DATASET RECORDS

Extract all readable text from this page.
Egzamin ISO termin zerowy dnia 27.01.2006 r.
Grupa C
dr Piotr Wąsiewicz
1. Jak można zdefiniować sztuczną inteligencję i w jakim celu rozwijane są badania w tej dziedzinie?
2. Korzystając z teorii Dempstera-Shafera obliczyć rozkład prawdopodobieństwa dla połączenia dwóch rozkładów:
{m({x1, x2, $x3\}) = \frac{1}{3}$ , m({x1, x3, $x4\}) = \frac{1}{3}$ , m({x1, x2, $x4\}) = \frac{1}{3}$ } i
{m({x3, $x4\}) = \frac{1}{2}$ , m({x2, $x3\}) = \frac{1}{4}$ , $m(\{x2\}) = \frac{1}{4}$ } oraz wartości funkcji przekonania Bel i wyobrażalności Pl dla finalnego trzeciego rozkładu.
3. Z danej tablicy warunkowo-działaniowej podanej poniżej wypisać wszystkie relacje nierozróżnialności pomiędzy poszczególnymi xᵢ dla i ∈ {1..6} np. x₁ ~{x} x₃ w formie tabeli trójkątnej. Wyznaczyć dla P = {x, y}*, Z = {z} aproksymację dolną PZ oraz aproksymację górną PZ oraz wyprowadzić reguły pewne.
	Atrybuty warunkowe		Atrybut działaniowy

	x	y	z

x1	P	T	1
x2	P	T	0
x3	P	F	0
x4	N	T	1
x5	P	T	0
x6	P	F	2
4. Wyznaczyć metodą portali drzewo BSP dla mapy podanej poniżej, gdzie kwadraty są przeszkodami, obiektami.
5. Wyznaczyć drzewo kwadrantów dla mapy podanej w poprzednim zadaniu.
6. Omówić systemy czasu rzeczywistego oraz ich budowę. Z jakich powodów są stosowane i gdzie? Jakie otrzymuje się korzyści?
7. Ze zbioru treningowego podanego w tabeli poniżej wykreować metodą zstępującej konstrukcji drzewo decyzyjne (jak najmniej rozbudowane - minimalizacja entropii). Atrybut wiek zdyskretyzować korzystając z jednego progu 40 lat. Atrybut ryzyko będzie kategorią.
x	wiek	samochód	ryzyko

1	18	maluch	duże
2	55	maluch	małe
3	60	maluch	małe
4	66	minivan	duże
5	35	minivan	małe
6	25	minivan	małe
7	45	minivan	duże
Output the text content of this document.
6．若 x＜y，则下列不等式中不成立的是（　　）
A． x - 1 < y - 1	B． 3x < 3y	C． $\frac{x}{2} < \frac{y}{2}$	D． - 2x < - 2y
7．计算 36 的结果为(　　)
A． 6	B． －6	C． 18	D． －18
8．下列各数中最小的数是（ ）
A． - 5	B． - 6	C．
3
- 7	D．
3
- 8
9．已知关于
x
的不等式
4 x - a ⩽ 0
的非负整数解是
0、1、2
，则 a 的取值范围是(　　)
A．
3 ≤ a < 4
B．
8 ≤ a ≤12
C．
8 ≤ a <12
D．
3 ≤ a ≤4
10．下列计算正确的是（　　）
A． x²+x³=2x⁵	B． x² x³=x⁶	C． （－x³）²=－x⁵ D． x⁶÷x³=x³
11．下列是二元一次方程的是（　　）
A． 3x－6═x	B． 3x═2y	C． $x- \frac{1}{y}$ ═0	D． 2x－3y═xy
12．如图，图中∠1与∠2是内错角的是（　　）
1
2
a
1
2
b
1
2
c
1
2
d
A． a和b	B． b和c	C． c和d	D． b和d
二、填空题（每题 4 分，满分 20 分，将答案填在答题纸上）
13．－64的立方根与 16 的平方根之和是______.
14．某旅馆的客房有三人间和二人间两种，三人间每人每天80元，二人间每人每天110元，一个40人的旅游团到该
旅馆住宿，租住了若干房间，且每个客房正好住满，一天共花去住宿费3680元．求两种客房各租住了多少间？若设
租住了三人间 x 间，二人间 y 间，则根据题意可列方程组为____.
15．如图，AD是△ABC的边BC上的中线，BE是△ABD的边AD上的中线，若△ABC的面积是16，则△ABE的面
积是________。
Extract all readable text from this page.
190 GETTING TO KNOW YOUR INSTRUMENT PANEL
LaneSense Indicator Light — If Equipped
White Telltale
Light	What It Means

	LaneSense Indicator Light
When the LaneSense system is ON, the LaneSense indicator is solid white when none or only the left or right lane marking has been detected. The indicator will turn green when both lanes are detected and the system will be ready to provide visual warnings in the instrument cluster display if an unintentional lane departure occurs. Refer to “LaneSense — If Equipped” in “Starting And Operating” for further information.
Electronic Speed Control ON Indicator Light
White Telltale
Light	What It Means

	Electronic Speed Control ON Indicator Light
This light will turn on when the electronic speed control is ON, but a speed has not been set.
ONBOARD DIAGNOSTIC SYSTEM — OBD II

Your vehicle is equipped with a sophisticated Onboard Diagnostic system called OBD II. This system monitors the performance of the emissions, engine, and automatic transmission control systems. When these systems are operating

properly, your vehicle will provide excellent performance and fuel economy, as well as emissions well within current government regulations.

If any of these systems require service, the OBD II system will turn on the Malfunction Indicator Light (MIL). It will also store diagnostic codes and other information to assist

WRITTEN REQUEST
Go through the listing and copy all of it exactly.

TASK OUTPUT
Extract all readable text from this page.
Egzamin ISO termin zerowy dnia 27.01.2006 r.
Grupa C
dr Piotr Wąsiewicz
1. Jak można zdefiniować sztuczną inteligencję i w jakim celu rozwijane są badania w tej dziedzinie?
2. Korzystając z teorii Dempstera-Shafera obliczyć rozkład prawdopodobieństwa dla połączenia dwóch rozkładów:
{m({x1, x2, $x3\}) = \frac{1}{3}$ , m({x1, x3, $x4\}) = \frac{1}{3}$ , m({x1, x2, $x4\}) = \frac{1}{3}$ } i
{m({x3, $x4\}) = \frac{1}{2}$ , m({x2, $x3\}) = \frac{1}{4}$ , $m(\{x2\}) = \frac{1}{4}$ } oraz wartości funkcji przekonania Bel i wyobrażalności Pl dla finalnego trzeciego rozkładu.
3. Z danej tablicy warunkowo-działaniowej podanej poniżej wypisać wszystkie relacje nierozróżnialności pomiędzy poszczególnymi xᵢ dla i ∈ {1..6} np. x₁ ~{x} x₃ w formie tabeli trójkątnej. Wyznaczyć dla P = {x, y}*, Z = {z} aproksymację dolną PZ oraz aproksymację górną PZ oraz wyprowadzić reguły pewne.
	Atrybuty warunkowe		Atrybut działaniowy

	x	y	z

x1	P	T	1
x2	P	T	0
x3	P	F	0
x4	N	T	1
x5	P	T	0
x6	P	F	2
4. Wyznaczyć metodą portali drzewo BSP dla mapy podanej poniżej, gdzie kwadraty są przeszkodami, obiektami.
5. Wyznaczyć drzewo kwadrantów dla mapy podanej w poprzednim zadaniu.
6. Omówić systemy czasu rzeczywistego oraz ich budowę. Z jakich powodów są stosowane i gdzie? Jakie otrzymuje się korzyści?
7. Ze zbioru treningowego podanego w tabeli poniżej wykreować metodą zstępującej konstrukcji drzewo decyzyjne (jak najmniej rozbudowane - minimalizacja entropii). Atrybut wiek zdyskretyzować korzystając z jednego progu 40 lat. Atrybut ryzyko będzie kategorią.
x	wiek	samochód	ryzyko

1	18	maluch	duże
2	55	maluch	małe
3	60	maluch	małe
4	66	minivan	duże
5	35	minivan	małe
6	25	minivan	małe
7	45	minivan	duże
Output the text content of this document.
6．若 x＜y，则下列不等式中不成立的是（　　）
A． x - 1 < y - 1	B． 3x < 3y	C． $\frac{x}{2} < \frac{y}{2}$	D． - 2x < - 2y
7．计算 36 的结果为(　　)
A． 6	B． －6	C． 18	D． －18
8．下列各数中最小的数是（ ）
A． - 5	B． - 6	C．
3
- 7	D．
3
- 8
9．已知关于
x
的不等式
4 x - a ⩽ 0
的非负整数解是
0、1、2
，则 a 的取值范围是(　　)
A．
3 ≤ a < 4
B．
8 ≤ a ≤12
C．
8 ≤ a <12
D．
3 ≤ a ≤4
10．下列计算正确的是（　　）
A． x²+x³=2x⁵	B． x² x³=x⁶	C． （－x³）²=－x⁵ D． x⁶÷x³=x³
11．下列是二元一次方程的是（　　）
A． 3x－6═x	B． 3x═2y	C． $x- \frac{1}{y}$ ═0	D． 2x－3y═xy
12．如图，图中∠1与∠2是内错角的是（　　）
1
2
a
1
2
b
1
2
c
1
2
d
A． a和b	B． b和c	C． c和d	D． b和d
二、填空题（每题 4 分，满分 20 分，将答案填在答题纸上）
13．－64的立方根与 16 的平方根之和是______.
14．某旅馆的客房有三人间和二人间两种，三人间每人每天80元，二人间每人每天110元，一个40人的旅游团到该
旅馆住宿，租住了若干房间，且每个客房正好住满，一天共花去住宿费3680元．求两种客房各租住了多少间？若设
租住了三人间 x 间，二人间 y 间，则根据题意可列方程组为____.
15．如图，AD是△ABC的边BC上的中线，BE是△ABD的边AD上的中线，若△ABC的面积是16，则△ABE的面
积是________。
Extract all readable text from this page.
190 GETTING TO KNOW YOUR INSTRUMENT PANEL
LaneSense Indicator Light — If Equipped
White Telltale
Light	What It Means

	LaneSense Indicator Light
When the LaneSense system is ON, the LaneSense indicator is solid white when none or only the left or right lane marking has been detected. The indicator will turn green when both lanes are detected and the system will be ready to provide visual warnings in the instrument cluster display if an unintentional lane departure occurs. Refer to “LaneSense — If Equipped” in “Starting And Operating” for further information.
Electronic Speed Control ON Indicator Light
White Telltale
Light	What It Means

	Electronic Speed Control ON Indicator Light
This light will turn on when the electronic speed control is ON, but a speed has not been set.
ONBOARD DIAGNOSTIC SYSTEM — OBD II

Your vehicle is equipped with a sophisticated Onboard Diagnostic system called OBD II. This system monitors the performance of the emissions, engine, and automatic transmission control systems. When these systems are operating

properly, your vehicle will provide excellent performance and fuel economy, as well as emissions well within current government regulations.

If any of these systems require service, the OBD II system will turn on the Malfunction Indicator Light (MIL). It will also store diagnostic codes and other information to assist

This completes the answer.